What is the number of lines in the entries that include the word "Price"? Respond with the number only.

************

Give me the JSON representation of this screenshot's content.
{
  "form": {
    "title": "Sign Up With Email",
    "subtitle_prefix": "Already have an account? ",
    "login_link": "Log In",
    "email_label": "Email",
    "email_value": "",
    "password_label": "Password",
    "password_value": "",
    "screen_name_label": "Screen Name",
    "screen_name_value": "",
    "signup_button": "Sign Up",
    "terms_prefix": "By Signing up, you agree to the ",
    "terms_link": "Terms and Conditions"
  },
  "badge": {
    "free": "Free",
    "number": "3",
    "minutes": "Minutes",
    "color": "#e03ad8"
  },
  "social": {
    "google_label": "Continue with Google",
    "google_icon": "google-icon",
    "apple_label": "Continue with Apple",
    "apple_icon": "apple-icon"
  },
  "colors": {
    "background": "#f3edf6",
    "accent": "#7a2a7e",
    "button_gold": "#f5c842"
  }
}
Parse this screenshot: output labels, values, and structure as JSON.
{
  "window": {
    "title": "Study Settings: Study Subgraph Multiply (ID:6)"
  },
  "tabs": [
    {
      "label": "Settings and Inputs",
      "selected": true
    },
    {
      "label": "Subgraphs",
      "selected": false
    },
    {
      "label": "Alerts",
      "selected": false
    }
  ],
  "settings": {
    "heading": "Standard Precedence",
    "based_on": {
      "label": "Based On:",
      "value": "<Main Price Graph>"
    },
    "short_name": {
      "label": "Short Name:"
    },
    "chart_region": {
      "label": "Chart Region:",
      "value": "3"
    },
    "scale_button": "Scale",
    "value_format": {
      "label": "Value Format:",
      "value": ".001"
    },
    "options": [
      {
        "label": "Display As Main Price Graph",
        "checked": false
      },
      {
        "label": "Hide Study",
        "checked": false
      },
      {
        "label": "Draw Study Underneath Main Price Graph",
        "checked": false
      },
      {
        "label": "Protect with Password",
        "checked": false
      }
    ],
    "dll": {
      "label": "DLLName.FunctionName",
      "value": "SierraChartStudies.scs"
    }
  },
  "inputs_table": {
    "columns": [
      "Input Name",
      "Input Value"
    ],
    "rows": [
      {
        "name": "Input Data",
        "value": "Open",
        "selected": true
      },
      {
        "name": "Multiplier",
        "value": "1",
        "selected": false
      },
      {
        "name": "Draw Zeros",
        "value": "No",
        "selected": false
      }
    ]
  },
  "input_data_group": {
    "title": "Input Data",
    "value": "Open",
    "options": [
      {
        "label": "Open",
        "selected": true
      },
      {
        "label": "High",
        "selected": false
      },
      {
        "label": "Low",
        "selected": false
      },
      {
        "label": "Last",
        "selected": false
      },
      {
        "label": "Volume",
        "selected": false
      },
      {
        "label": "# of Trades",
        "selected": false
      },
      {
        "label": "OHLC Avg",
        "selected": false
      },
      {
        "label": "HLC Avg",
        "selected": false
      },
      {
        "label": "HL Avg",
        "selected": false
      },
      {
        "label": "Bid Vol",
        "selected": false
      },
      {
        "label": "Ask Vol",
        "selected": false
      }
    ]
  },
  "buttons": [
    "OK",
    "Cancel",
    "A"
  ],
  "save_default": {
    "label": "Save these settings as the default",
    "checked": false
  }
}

************

▶ Output for this task: 3